__Your goal__:
Lines containing the string "JSON" are to be counted; report the total by itself.

__Exercise materials__:
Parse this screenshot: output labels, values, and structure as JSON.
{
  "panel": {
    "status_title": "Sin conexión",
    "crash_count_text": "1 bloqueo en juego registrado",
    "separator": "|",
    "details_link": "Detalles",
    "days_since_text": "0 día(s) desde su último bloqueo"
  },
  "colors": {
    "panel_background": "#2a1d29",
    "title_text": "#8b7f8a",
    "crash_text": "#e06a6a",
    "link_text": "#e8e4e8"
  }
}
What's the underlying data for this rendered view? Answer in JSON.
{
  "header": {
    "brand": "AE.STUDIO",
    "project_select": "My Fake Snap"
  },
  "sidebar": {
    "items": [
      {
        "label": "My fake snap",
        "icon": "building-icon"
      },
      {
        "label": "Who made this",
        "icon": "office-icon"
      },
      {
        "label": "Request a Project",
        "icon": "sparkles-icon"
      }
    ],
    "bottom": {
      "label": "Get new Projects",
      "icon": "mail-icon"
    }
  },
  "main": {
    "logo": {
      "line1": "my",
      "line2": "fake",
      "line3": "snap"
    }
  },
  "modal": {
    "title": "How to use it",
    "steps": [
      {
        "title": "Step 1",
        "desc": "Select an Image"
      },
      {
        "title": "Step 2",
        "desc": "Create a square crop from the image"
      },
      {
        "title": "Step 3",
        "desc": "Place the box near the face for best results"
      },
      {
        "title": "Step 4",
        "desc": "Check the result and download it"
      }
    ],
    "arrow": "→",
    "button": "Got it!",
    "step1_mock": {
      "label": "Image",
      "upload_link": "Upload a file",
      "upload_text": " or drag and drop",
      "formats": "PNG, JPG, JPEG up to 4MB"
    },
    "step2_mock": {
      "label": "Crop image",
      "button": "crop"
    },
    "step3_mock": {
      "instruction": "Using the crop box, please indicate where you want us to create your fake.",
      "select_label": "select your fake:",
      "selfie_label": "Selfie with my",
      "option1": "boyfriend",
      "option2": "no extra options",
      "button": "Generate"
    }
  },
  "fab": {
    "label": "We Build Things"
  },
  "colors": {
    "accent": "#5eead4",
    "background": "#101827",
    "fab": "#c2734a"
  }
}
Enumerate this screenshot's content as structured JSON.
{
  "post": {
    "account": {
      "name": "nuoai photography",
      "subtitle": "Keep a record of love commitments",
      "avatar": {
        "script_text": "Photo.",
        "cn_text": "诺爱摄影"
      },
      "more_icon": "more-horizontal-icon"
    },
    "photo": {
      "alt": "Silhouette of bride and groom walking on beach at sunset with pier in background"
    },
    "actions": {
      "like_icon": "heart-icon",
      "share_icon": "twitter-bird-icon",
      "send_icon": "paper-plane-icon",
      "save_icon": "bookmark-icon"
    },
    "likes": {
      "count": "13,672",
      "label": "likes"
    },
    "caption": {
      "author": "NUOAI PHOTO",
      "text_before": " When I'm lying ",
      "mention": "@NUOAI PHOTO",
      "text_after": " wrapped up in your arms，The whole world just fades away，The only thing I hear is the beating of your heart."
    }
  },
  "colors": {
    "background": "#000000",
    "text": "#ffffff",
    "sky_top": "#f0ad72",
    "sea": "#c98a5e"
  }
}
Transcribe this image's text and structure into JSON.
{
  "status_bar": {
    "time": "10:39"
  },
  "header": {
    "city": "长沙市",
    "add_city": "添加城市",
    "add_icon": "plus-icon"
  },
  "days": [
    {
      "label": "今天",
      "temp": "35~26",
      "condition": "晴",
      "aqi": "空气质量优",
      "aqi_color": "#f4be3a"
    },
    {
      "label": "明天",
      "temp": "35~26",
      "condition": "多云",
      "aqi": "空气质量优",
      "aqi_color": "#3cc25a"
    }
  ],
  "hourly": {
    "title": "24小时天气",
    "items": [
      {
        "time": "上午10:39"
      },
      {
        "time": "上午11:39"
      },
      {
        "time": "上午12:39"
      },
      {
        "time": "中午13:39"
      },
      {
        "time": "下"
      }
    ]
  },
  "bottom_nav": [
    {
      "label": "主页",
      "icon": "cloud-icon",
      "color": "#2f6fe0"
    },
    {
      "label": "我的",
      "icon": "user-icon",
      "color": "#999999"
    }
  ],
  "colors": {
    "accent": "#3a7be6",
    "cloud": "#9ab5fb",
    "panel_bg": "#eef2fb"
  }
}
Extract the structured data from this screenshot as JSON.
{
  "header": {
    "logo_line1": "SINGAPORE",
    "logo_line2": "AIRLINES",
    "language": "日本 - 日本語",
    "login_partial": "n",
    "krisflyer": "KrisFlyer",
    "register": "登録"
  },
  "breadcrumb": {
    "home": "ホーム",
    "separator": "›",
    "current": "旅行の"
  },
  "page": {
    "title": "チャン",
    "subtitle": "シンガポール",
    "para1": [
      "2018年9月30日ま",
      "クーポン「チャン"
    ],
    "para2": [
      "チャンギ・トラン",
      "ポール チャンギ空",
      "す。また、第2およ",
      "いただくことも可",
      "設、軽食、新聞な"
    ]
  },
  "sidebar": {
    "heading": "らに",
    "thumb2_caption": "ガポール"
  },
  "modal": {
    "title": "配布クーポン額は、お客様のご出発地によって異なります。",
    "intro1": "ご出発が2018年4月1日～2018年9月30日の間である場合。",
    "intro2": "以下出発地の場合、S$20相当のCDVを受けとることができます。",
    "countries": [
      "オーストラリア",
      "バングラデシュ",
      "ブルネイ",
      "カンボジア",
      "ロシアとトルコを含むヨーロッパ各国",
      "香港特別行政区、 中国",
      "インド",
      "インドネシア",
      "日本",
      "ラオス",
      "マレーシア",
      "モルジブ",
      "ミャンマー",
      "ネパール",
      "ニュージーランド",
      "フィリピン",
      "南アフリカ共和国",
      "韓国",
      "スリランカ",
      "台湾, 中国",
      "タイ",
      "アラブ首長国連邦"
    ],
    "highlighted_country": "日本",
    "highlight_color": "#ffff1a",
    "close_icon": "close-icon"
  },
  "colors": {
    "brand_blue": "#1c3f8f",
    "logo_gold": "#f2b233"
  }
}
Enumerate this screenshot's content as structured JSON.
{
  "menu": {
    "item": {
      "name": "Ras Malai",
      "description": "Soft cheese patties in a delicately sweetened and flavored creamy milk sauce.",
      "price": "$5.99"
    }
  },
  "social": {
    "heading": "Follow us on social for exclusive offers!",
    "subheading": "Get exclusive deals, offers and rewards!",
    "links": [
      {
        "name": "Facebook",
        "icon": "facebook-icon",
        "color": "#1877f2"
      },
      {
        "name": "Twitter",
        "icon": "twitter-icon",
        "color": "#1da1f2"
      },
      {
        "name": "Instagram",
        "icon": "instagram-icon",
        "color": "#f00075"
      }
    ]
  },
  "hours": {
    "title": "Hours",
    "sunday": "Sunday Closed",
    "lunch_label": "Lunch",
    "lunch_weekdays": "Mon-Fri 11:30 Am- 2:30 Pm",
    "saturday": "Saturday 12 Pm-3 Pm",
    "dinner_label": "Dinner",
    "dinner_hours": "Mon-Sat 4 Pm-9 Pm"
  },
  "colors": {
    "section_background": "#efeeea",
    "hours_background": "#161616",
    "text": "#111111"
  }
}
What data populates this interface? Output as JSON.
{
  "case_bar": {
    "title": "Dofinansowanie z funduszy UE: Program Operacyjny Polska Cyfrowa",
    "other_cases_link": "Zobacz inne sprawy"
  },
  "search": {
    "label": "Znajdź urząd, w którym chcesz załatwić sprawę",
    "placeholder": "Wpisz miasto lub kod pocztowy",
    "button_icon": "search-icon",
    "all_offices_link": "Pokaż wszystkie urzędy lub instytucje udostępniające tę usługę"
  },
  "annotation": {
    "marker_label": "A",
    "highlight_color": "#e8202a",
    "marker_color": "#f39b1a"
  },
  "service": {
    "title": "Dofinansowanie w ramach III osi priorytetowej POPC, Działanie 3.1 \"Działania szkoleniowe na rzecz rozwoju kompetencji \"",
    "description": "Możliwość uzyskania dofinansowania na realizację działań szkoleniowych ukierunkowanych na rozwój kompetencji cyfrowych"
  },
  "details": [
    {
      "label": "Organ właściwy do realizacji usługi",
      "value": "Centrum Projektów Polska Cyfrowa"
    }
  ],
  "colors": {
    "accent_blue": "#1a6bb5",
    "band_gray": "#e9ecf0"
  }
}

__Result of the exercise__:
7